GIVEN PROBLEM: Copy out only the lines running from the one that contains "Type out the text in this image." through the end of the listing. Pictures stay out.

PROVIDED MATERIAL:

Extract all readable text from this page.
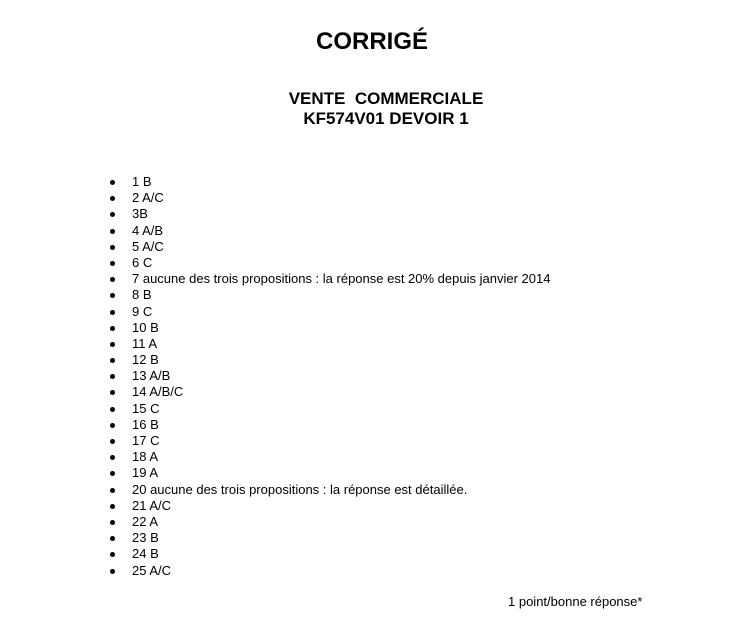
CORRIGÉ
VENTE  COMMERCIALE
KF574V01 DEVOIR 1
1 B
2 A/C
3B
4 A/B
5 A/C
6 C
7 aucune des trois propositions : la réponse est 20% depuis janvier 2014
8 B
9 C
10 B
11 A
12 B
13 A/B
14 A/B/C
15 C
16 B
17 C
18 A
19 A
20 aucune des trois propositions : la réponse est détaillée.
21 A/C
22 A
23 B
24 B
25 A/C
1 point/bonne réponse*
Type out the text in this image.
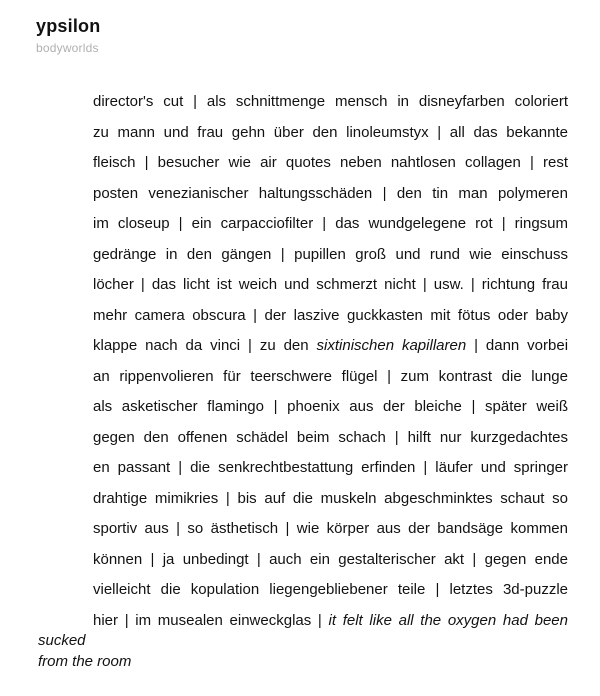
ypsilon
bodyworlds
director's cut | als schnittmenge mensch in disneyfarben coloriert
zu mann und frau gehn über den linoleumstyx | all das bekannte
fleisch | besucher wie air quotes neben nahtlosen collagen | rest
posten venezianischer haltungsschäden | den tin man polymeren
im closeup | ein carpacciofilter | das wundgelegene rot | ringsum
gedränge in den gängen | pupillen groß und rund wie einschuss
löcher | das licht ist weich und schmerzt nicht | usw. | richtung frau
mehr camera obscura | der laszive guckkasten mit fötus oder baby
klappe nach da vinci | zu den sixtinischen kapillaren | dann vorbei
an rippenvolieren für teerschwere flügel | zum kontrast die lunge
als asketischer flamingo | phoenix aus der bleiche | später weiß
gegen den offenen schädel beim schach | hilft nur kurzgedachtes
en passant | die senkrechtbestattung erfinden | läufer und springer
drahtige mimikries | bis auf die muskeln abgeschminktes schaut so
sportiv aus | so ästhetisch | wie körper aus der bandsäge kommen
können | ja unbedingt | auch ein gestalterischer akt | gegen ende
vielleicht die kopulation liegengebliebener teile | letztes 3d-puzzle
hier | im musealen einweckglas | it felt like all the oxygen had been
sucked
from the room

OUTPUT OF THE TASK:
Type out the text in this image.
ypsilon
bodyworlds
director's cut | als schnittmenge mensch in disneyfarben coloriert
zu mann und frau gehn über den linoleumstyx | all das bekannte
fleisch | besucher wie air quotes neben nahtlosen collagen | rest
posten venezianischer haltungsschäden | den tin man polymeren
im closeup | ein carpacciofilter | das wundgelegene rot | ringsum
gedränge in den gängen | pupillen groß und rund wie einschuss
löcher | das licht ist weich und schmerzt nicht | usw. | richtung frau
mehr camera obscura | der laszive guckkasten mit fötus oder baby
klappe nach da vinci | zu den sixtinischen kapillaren | dann vorbei
an rippenvolieren für teerschwere flügel | zum kontrast die lunge
als asketischer flamingo | phoenix aus der bleiche | später weiß
gegen den offenen schädel beim schach | hilft nur kurzgedachtes
en passant | die senkrechtbestattung erfinden | läufer und springer
drahtige mimikries | bis auf die muskeln abgeschminktes schaut so
sportiv aus | so ästhetisch | wie körper aus der bandsäge kommen
können | ja unbedingt | auch ein gestalterischer akt | gegen ende
vielleicht die kopulation liegengebliebener teile | letztes 3d-puzzle
hier | im musealen einweckglas | it felt like all the oxygen had been
sucked
from the room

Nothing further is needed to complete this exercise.